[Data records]
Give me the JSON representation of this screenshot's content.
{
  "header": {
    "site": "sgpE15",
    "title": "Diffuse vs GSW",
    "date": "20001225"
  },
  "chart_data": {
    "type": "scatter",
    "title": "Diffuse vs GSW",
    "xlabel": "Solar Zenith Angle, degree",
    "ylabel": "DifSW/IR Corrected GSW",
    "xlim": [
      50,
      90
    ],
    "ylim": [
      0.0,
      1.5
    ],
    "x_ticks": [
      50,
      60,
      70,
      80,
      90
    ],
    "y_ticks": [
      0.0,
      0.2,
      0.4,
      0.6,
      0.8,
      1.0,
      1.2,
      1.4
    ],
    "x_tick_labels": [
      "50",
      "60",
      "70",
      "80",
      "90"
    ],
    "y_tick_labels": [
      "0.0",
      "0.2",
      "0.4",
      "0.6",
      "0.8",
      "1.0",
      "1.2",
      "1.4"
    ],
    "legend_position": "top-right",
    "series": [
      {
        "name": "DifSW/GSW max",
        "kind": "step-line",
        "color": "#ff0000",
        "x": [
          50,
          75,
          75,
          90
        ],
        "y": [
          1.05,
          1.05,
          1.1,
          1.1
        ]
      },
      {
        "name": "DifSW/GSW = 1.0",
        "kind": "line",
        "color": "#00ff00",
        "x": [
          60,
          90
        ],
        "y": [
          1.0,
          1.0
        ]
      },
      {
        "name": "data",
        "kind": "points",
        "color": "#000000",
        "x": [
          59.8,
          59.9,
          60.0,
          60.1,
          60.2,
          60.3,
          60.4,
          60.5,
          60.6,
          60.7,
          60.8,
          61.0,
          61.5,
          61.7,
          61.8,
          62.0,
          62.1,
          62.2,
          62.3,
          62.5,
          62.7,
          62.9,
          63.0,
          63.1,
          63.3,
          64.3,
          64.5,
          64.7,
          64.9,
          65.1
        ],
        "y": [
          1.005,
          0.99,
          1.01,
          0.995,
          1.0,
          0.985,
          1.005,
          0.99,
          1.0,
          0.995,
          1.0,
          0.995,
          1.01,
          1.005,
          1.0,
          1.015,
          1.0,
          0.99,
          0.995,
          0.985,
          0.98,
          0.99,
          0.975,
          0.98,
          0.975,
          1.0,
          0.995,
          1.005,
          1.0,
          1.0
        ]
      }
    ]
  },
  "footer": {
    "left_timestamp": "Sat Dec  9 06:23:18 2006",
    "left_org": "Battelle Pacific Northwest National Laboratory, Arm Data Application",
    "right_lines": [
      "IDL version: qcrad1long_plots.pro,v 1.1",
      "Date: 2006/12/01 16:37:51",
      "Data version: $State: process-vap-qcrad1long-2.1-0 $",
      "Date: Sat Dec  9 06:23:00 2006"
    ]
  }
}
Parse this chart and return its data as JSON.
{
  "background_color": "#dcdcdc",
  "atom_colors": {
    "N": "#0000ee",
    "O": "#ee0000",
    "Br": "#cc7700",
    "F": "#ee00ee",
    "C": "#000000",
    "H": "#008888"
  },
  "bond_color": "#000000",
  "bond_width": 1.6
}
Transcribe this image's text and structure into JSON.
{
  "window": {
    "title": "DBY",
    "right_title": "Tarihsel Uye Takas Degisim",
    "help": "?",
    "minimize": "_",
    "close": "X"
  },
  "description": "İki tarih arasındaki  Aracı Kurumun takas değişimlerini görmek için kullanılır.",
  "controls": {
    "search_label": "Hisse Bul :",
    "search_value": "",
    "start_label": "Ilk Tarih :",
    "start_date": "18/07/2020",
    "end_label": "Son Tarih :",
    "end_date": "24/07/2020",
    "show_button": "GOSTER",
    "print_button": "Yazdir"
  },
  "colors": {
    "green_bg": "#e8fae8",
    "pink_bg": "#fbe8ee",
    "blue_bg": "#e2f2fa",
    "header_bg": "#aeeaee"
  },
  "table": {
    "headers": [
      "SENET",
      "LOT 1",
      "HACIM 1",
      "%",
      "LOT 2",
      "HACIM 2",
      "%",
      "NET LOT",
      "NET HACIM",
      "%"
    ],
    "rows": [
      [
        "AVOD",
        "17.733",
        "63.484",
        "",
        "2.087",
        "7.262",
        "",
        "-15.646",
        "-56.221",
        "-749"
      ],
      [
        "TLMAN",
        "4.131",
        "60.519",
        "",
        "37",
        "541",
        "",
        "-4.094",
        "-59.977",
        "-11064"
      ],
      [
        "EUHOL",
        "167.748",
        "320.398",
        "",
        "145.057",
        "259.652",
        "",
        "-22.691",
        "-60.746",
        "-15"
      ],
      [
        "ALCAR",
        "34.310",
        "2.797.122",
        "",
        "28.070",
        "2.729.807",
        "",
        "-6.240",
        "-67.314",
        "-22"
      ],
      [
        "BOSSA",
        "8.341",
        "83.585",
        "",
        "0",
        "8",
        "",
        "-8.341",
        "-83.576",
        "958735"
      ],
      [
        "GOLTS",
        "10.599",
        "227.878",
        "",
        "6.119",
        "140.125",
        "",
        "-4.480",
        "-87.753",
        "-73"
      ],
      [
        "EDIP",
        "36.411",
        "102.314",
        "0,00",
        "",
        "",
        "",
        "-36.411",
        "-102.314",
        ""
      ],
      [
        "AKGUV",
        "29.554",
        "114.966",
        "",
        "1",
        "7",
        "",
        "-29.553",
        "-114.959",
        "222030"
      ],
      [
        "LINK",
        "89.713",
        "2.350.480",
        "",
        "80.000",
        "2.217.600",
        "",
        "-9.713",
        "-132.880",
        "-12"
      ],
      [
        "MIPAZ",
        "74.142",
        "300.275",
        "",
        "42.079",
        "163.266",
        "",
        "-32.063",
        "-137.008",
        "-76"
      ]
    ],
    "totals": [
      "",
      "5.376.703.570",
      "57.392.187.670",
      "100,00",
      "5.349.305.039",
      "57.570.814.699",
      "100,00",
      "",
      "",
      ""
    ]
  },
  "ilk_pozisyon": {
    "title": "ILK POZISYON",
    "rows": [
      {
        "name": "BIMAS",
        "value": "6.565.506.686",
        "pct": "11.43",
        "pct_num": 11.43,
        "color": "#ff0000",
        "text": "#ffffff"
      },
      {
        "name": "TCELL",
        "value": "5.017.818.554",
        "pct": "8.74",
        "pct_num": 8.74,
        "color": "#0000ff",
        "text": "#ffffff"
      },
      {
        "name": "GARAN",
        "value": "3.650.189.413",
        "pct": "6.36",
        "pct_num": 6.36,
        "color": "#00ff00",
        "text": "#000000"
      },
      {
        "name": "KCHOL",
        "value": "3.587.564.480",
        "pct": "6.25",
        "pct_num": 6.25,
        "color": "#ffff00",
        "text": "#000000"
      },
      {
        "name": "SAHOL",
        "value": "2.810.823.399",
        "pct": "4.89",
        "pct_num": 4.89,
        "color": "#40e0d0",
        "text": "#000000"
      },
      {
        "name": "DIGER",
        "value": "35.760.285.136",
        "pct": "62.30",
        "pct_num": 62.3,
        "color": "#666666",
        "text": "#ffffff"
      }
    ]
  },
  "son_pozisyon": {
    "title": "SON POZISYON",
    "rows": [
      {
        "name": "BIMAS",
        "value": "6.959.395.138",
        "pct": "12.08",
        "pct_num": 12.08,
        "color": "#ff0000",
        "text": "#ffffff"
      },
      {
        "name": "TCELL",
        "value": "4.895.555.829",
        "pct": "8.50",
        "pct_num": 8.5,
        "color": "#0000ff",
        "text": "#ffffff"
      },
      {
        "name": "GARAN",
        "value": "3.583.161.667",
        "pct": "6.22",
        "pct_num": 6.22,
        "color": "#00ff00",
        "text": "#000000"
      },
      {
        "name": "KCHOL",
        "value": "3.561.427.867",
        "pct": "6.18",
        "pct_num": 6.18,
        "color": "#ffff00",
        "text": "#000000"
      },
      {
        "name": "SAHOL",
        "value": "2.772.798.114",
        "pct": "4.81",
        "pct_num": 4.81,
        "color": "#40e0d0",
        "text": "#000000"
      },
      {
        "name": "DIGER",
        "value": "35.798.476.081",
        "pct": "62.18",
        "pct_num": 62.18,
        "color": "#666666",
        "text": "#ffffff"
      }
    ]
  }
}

**EXERCISE:** What is the number of lines in the data that hold the string "this"? Answer with the number only.

**EXERCISE RESPONSE:** 3